Exercise: Going through the material below, please gather all lines with the word "Parkir" in them.

Records from a collection of figures
================

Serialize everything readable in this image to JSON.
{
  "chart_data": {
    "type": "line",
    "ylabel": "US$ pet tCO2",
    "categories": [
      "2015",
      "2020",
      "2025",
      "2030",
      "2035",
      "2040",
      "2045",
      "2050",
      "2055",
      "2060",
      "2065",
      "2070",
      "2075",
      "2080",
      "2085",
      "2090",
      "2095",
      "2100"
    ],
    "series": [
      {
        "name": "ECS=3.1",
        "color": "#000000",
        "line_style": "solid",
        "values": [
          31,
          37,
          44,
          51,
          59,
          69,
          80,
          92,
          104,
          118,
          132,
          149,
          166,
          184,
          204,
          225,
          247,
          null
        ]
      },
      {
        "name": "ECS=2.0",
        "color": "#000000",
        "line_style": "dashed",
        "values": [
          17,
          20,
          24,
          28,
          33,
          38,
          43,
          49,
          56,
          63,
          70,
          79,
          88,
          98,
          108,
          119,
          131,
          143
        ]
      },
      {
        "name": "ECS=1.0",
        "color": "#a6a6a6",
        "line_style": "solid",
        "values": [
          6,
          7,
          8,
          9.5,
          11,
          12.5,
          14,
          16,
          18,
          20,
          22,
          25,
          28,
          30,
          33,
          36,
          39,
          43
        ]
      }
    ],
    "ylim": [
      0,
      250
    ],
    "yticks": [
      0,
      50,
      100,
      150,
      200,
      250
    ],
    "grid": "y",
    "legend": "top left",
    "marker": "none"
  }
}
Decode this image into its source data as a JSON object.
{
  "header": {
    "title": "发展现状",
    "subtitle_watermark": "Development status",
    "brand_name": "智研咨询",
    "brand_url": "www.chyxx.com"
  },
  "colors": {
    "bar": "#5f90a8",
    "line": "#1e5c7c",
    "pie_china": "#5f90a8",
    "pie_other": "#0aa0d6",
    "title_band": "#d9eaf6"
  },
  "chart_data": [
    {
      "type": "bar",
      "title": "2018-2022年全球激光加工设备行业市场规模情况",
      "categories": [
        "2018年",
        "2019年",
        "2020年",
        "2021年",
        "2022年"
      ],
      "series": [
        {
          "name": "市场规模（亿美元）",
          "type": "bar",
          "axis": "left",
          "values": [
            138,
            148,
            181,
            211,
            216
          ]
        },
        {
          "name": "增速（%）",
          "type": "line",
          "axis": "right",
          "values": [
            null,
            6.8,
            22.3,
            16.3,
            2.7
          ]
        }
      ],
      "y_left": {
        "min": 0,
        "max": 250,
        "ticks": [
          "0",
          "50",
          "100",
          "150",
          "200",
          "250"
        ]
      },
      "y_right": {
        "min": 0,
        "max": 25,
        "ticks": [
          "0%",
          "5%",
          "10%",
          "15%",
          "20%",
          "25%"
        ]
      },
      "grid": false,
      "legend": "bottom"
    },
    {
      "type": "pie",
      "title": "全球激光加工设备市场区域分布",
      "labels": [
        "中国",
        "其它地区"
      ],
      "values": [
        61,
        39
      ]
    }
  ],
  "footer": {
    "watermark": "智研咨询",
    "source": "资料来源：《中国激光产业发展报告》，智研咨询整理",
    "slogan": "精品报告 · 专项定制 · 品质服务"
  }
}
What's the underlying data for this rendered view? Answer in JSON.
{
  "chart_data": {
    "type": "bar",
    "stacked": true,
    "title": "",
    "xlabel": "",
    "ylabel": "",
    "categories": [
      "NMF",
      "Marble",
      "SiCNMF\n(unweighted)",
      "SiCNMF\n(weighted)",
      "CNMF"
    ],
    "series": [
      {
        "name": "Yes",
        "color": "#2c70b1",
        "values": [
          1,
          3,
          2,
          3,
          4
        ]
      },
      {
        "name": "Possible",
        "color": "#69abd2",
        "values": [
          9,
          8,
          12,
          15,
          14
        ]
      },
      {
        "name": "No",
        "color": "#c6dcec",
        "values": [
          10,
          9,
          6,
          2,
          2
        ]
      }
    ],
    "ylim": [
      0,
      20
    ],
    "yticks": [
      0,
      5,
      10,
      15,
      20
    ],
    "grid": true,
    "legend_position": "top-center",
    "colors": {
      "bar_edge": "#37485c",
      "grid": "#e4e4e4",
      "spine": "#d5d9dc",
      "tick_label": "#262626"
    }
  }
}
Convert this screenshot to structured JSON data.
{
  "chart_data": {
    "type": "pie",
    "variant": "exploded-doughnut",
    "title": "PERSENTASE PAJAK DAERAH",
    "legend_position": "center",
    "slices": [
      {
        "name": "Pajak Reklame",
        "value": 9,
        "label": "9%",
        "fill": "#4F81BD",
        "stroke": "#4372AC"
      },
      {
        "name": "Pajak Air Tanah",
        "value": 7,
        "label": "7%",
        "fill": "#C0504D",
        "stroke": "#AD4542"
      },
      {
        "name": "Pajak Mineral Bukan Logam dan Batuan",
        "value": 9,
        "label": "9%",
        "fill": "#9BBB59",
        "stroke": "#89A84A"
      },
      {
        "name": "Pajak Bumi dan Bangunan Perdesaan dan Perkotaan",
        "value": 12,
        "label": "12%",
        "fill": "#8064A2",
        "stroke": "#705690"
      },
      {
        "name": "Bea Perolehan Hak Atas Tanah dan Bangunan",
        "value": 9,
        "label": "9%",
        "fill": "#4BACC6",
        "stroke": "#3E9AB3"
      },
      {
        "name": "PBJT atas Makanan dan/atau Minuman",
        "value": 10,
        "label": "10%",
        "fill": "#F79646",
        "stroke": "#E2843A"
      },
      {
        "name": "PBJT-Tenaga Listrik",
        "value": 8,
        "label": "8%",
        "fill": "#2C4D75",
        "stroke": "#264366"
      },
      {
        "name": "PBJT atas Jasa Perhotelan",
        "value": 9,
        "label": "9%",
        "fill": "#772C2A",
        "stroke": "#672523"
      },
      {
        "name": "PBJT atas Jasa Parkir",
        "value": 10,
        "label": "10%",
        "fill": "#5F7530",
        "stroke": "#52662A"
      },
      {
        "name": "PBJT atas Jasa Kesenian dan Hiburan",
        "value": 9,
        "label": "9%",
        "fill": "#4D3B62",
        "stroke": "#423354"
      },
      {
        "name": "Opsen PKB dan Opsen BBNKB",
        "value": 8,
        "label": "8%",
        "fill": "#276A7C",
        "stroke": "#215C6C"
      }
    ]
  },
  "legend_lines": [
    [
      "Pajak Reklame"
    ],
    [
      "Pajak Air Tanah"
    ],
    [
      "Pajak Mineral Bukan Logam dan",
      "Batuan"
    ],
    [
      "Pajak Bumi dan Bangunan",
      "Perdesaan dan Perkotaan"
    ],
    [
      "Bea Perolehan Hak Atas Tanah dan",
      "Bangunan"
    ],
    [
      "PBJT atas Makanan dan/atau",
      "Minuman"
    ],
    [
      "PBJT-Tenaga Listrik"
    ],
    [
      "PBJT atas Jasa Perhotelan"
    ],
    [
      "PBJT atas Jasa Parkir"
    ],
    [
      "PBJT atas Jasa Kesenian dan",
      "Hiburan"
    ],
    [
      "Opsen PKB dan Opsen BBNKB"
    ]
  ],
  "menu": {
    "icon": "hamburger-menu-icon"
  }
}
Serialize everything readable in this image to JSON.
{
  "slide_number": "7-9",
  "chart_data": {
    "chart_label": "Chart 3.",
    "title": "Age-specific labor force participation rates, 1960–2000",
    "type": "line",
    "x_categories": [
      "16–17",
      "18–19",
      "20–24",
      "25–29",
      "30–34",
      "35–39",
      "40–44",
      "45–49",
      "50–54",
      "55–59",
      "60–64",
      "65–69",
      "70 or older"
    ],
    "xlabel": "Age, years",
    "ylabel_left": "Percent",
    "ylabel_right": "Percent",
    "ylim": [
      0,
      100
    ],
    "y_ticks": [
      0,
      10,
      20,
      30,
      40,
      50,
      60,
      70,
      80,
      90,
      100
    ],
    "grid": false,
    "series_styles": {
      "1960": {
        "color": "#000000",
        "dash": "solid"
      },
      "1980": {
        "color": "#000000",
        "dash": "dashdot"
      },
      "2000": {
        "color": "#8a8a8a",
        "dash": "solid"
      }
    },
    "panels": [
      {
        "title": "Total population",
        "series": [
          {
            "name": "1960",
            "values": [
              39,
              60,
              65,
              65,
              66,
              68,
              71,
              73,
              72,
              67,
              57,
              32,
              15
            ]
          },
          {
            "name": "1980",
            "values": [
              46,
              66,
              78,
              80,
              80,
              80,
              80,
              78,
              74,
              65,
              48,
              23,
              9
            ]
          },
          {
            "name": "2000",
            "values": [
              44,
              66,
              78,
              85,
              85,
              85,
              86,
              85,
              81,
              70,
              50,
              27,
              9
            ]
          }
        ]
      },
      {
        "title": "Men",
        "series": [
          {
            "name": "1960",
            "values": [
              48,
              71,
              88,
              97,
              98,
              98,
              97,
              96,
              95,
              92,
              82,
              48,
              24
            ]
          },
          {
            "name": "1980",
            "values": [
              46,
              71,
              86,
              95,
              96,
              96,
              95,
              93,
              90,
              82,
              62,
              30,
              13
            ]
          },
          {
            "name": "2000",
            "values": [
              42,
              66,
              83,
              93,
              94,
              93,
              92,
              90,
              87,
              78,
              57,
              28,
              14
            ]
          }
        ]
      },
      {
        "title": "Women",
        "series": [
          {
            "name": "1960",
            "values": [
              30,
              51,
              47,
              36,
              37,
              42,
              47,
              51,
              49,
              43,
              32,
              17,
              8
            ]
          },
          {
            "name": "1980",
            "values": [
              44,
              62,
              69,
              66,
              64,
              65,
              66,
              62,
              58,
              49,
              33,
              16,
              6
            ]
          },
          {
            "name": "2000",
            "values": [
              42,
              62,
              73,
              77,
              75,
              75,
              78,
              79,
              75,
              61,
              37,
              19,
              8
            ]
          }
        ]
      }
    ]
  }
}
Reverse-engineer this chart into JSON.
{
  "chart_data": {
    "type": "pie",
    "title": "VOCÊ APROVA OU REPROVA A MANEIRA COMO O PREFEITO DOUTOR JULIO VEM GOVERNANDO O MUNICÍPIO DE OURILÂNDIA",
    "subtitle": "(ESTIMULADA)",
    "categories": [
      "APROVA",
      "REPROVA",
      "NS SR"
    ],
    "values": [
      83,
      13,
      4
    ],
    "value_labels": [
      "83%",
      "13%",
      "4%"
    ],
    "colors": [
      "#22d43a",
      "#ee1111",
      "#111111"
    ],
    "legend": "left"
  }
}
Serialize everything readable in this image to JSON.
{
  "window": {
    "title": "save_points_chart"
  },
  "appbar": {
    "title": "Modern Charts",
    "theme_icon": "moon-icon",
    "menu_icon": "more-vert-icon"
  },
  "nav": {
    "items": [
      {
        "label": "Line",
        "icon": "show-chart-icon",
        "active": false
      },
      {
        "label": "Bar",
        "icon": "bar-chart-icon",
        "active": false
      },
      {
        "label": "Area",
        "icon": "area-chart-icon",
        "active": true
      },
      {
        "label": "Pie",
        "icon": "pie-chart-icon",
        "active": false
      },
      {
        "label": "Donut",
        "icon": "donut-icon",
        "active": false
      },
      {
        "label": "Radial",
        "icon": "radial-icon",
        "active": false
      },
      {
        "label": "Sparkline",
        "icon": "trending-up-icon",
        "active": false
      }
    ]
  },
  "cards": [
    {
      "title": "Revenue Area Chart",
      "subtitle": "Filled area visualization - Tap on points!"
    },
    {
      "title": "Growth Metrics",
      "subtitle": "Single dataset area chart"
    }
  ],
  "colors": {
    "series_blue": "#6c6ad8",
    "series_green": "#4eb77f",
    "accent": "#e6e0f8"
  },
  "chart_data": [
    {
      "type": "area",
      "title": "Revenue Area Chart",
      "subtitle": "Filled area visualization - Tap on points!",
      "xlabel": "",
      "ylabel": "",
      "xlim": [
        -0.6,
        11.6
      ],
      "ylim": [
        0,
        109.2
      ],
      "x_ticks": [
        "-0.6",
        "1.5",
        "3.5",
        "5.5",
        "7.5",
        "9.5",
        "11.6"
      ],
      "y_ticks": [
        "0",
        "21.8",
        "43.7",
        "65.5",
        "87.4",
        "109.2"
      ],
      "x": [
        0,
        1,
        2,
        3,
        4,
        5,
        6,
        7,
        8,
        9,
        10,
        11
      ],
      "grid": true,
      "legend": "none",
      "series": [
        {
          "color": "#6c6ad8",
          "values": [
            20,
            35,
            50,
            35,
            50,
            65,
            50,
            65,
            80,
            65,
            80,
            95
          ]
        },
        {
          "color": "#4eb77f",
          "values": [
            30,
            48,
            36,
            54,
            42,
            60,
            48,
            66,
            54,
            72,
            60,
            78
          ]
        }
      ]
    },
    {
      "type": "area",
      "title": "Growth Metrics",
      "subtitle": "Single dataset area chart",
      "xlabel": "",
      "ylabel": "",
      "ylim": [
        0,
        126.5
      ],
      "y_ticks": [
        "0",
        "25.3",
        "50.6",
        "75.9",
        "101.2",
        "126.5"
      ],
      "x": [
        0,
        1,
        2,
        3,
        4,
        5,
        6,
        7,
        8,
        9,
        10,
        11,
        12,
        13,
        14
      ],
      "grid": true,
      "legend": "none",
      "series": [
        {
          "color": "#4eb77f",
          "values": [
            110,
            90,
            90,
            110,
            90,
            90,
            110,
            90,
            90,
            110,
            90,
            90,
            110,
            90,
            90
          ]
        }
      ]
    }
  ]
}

================

The response:
        "name": "PBJT atas Jasa Parkir",
      "PBJT atas Jasa Parkir"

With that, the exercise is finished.